====== Information shown ======
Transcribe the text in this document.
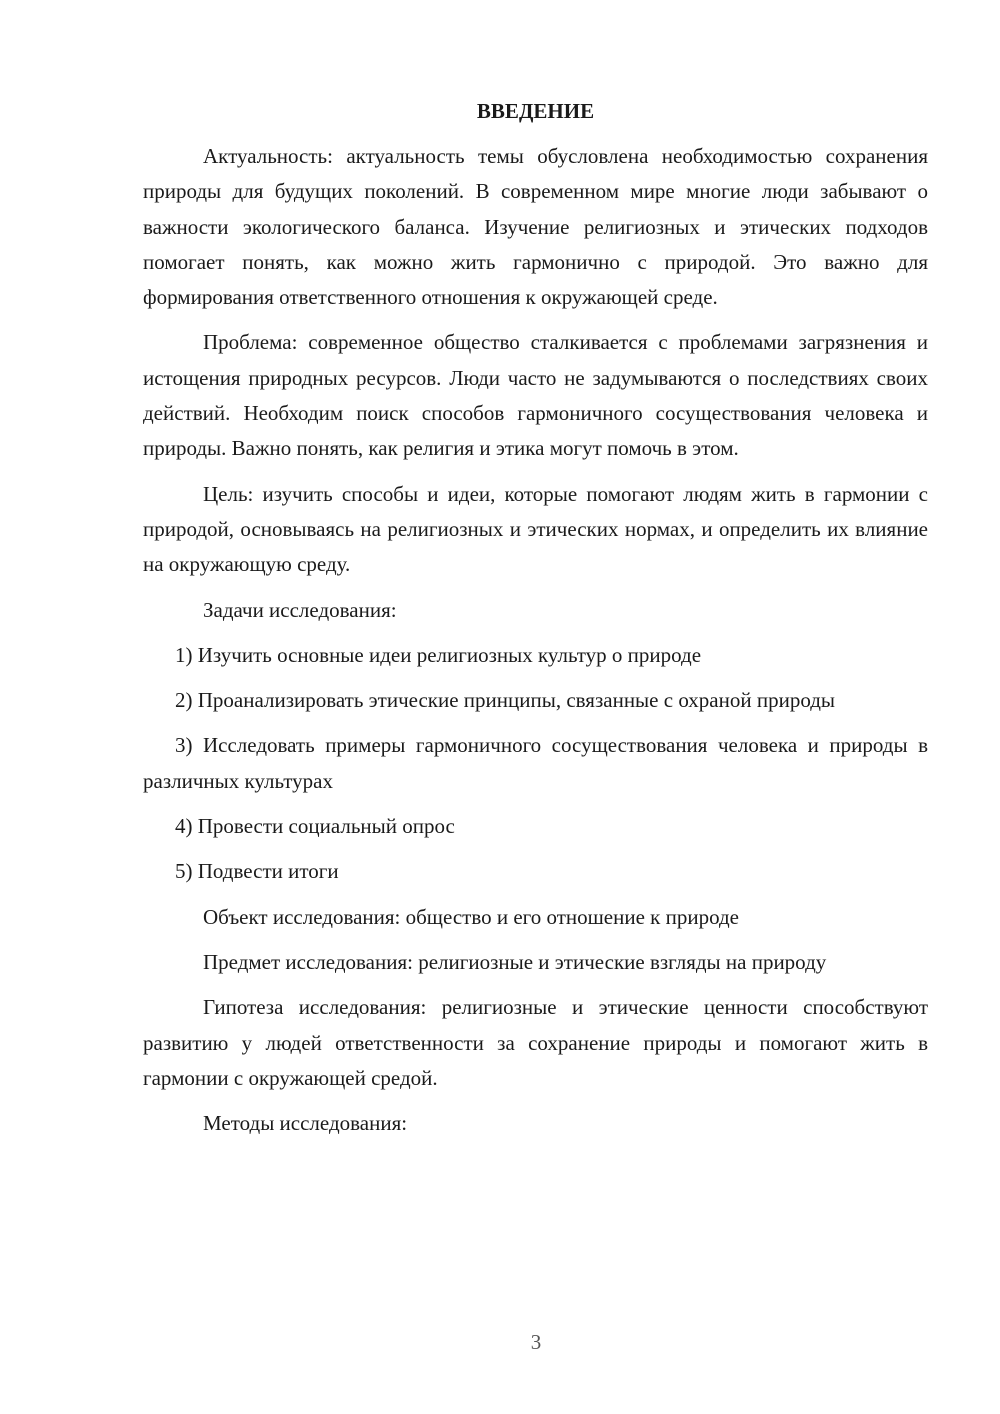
ВВЕДЕНИЕ

Актуальность: актуальность темы обусловлена необходимостью сохранения природы для будущих поколений. В современном мире многие люди забывают о важности экологического баланса. Изучение религиозных и этических подходов помогает понять, как можно жить гармонично с природой. Это важно для формирования ответственного отношения к окружающей среде.

Проблема: современное общество сталкивается с проблемами загрязнения и истощения природных ресурсов. Люди часто не задумываются о последствиях своих действий. Необходим поиск способов гармоничного сосуществования человека и природы. Важно понять, как религия и этика могут помочь в этом.

Цель: изучить способы и идеи, которые помогают людям жить в гармонии с природой, основываясь на религиозных и этических нормах, и определить их влияние на окружающую среду.

Задачи исследования:

1) Изучить основные идеи религиозных культур о природе

2) Проанализировать этические принципы, связанные с охраной природы

3) Исследовать примеры гармоничного сосуществования человека и природы в различных культурах

4) Провести социальный опрос

5) Подвести итоги

Объект исследования: общество и его отношение к природе

Предмет исследования: религиозные и этические взгляды на природу

Гипотеза исследования: религиозные и этические ценности способствуют развитию у людей ответственности за сохранение природы и помогают жить в гармонии с окружающей средой.

Методы исследования:

3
======
## Task prompt
Pick out and copy every line that contains the word "природе".

## Completed exercise
1) Изучить основные идеи религиозных культур о природе
Объект исследования: общество и его отношение к природе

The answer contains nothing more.